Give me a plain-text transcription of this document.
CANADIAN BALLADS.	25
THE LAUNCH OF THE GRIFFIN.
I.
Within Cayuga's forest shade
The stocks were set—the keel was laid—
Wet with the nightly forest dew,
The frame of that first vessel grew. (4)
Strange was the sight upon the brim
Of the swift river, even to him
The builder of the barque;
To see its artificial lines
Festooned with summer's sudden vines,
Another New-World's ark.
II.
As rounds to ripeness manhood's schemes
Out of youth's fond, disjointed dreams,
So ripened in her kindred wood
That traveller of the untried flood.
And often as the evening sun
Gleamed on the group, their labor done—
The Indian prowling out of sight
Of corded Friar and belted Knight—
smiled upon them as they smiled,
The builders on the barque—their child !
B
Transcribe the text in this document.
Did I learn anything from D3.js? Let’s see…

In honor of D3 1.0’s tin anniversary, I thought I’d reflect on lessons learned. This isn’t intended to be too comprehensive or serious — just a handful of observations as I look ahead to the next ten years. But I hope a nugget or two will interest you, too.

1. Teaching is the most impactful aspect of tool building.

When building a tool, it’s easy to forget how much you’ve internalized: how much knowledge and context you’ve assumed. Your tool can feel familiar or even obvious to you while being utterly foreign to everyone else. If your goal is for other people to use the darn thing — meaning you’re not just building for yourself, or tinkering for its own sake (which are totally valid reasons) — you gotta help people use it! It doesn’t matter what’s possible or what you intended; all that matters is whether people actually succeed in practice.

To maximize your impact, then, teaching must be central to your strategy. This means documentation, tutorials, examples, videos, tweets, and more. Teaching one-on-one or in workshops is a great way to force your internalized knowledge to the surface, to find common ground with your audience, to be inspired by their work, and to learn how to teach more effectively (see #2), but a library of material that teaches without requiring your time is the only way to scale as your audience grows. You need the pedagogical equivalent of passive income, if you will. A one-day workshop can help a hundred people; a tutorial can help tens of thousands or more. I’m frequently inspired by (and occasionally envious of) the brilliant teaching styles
• • • •
→ OBJECTIVE:
Copy out every line that includes the word "upon".

→ RESPONSE TO THE TASK:
Strange was the sight upon the brim
smiled upon them as they smiled,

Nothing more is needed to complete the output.